■ **RECORD EXCERPTS**:
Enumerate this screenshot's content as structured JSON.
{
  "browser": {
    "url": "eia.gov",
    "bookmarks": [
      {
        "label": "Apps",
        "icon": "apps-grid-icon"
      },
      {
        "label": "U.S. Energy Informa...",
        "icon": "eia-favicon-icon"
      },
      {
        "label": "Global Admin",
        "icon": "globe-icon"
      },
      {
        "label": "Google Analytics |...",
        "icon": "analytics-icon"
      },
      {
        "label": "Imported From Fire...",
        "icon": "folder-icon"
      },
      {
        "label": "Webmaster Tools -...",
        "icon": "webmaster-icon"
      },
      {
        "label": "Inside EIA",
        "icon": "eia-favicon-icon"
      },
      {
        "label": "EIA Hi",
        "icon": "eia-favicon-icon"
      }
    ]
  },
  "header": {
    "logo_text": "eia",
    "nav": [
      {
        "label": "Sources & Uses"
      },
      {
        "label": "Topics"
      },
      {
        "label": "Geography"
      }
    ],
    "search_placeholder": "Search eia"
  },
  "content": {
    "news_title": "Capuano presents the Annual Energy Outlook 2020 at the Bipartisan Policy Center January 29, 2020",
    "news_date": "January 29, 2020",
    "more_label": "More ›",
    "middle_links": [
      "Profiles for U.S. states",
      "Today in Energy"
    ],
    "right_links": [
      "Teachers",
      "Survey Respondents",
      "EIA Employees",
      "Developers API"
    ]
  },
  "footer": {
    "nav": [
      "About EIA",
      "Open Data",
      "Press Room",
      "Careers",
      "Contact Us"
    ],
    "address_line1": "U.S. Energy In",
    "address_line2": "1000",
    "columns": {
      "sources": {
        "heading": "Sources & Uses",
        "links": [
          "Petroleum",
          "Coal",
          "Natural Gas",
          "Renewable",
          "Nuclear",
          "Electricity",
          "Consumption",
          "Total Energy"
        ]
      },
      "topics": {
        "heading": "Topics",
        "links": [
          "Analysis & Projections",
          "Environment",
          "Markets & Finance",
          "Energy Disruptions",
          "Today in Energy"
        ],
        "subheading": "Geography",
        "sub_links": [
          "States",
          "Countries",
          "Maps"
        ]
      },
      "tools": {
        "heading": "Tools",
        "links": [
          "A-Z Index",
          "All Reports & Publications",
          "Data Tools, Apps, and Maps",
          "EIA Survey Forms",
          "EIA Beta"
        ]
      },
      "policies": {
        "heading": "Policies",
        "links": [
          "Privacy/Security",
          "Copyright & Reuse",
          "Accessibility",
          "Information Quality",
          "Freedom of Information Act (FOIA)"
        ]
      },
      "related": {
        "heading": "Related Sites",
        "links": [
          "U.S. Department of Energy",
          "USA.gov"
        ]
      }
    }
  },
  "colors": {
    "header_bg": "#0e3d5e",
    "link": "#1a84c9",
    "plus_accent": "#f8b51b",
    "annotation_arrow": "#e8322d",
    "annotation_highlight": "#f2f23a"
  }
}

■ **EXERCISE GOAL**: Copy out all the entries shown above, character for character.

■ **COMPLETE ANSWER**:
Enumerate this screenshot's content as structured JSON.
{
  "browser": {
    "url": "eia.gov",
    "bookmarks": [
      {
        "label": "Apps",
        "icon": "apps-grid-icon"
      },
      {
        "label": "U.S. Energy Informa...",
        "icon": "eia-favicon-icon"
      },
      {
        "label": "Global Admin",
        "icon": "globe-icon"
      },
      {
        "label": "Google Analytics |...",
        "icon": "analytics-icon"
      },
      {
        "label": "Imported From Fire...",
        "icon": "folder-icon"
      },
      {
        "label": "Webmaster Tools -...",
        "icon": "webmaster-icon"
      },
      {
        "label": "Inside EIA",
        "icon": "eia-favicon-icon"
      },
      {
        "label": "EIA Hi",
        "icon": "eia-favicon-icon"
      }
    ]
  },
  "header": {
    "logo_text": "eia",
    "nav": [
      {
        "label": "Sources & Uses"
      },
      {
        "label": "Topics"
      },
      {
        "label": "Geography"
      }
    ],
    "search_placeholder": "Search eia"
  },
  "content": {
    "news_title": "Capuano presents the Annual Energy Outlook 2020 at the Bipartisan Policy Center January 29, 2020",
    "news_date": "January 29, 2020",
    "more_label": "More ›",
    "middle_links": [
      "Profiles for U.S. states",
      "Today in Energy"
    ],
    "right_links": [
      "Teachers",
      "Survey Respondents",
      "EIA Employees",
      "Developers API"
    ]
  },
  "footer": {
    "nav": [
      "About EIA",
      "Open Data",
      "Press Room",
      "Careers",
      "Contact Us"
    ],
    "address_line1": "U.S. Energy In",
    "address_line2": "1000",
    "columns": {
      "sources": {
        "heading": "Sources & Uses",
        "links": [
          "Petroleum",
          "Coal",
          "Natural Gas",
          "Renewable",
          "Nuclear",
          "Electricity",
          "Consumption",
          "Total Energy"
        ]
      },
      "topics": {
        "heading": "Topics",
        "links": [
          "Analysis & Projections",
          "Environment",
          "Markets & Finance",
          "Energy Disruptions",
          "Today in Energy"
        ],
        "subheading": "Geography",
        "sub_links": [
          "States",
          "Countries",
          "Maps"
        ]
      },
      "tools": {
        "heading": "Tools",
        "links": [
          "A-Z Index",
          "All Reports & Publications",
          "Data Tools, Apps, and Maps",
          "EIA Survey Forms",
          "EIA Beta"
        ]
      },
      "policies": {
        "heading": "Policies",
        "links": [
          "Privacy/Security",
          "Copyright & Reuse",
          "Accessibility",
          "Information Quality",
          "Freedom of Information Act (FOIA)"
        ]
      },
      "related": {
        "heading": "Related Sites",
        "links": [
          "U.S. Department of Energy",
          "USA.gov"
        ]
      }
    }
  },
  "colors": {
    "header_bg": "#0e3d5e",
    "link": "#1a84c9",
    "plus_accent": "#f8b51b",
    "annotation_arrow": "#e8322d",
    "annotation_highlight": "#f2f23a"
  }
}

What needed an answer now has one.